Task brief: Find how many lines contain the word "this" and state that number alone.

Extracted entries:
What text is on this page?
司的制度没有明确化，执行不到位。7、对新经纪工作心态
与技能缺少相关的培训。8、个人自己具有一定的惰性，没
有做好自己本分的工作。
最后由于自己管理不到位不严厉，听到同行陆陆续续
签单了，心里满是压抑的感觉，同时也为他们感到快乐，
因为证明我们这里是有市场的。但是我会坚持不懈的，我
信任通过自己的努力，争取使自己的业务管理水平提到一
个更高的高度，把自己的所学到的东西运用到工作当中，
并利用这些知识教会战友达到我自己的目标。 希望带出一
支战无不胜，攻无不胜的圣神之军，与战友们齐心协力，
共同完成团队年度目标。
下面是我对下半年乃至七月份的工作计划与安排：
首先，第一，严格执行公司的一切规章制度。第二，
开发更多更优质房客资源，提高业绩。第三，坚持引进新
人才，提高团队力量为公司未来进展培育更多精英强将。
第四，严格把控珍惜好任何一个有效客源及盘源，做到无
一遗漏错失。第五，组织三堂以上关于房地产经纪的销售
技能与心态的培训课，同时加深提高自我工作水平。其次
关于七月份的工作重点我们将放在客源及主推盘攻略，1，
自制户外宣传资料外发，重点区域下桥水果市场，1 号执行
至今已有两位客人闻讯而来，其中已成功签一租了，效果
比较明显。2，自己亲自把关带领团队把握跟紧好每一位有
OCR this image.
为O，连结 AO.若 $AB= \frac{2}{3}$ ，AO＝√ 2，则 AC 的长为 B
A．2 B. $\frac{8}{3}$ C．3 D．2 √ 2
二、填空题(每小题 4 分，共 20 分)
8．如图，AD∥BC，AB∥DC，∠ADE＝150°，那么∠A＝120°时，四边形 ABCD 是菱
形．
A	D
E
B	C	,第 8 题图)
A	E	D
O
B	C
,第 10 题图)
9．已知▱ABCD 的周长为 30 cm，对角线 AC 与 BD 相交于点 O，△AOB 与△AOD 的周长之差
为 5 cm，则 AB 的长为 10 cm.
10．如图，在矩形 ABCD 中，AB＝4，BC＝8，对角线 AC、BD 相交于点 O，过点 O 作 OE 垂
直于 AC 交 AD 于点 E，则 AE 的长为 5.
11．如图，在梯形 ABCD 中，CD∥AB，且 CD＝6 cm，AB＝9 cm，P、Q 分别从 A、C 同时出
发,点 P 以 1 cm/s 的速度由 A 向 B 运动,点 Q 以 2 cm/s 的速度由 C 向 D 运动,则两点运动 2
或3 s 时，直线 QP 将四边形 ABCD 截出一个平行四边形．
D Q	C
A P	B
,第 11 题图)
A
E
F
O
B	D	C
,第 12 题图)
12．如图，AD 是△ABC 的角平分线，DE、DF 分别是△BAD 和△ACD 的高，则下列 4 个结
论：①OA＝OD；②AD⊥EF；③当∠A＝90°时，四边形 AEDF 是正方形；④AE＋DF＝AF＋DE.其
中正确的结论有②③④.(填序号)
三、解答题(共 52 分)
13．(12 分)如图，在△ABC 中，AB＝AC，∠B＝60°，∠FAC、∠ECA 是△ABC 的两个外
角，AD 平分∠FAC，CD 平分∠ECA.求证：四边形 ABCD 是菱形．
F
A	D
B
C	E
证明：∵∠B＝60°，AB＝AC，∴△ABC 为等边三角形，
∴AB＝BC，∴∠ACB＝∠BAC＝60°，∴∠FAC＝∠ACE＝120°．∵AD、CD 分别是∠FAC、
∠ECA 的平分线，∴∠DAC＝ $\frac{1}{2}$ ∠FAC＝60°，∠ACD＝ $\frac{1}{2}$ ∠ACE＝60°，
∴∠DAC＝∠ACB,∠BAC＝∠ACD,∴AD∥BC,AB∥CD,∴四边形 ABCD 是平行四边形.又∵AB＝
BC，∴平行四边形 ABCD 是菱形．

Reply to the exercise: 2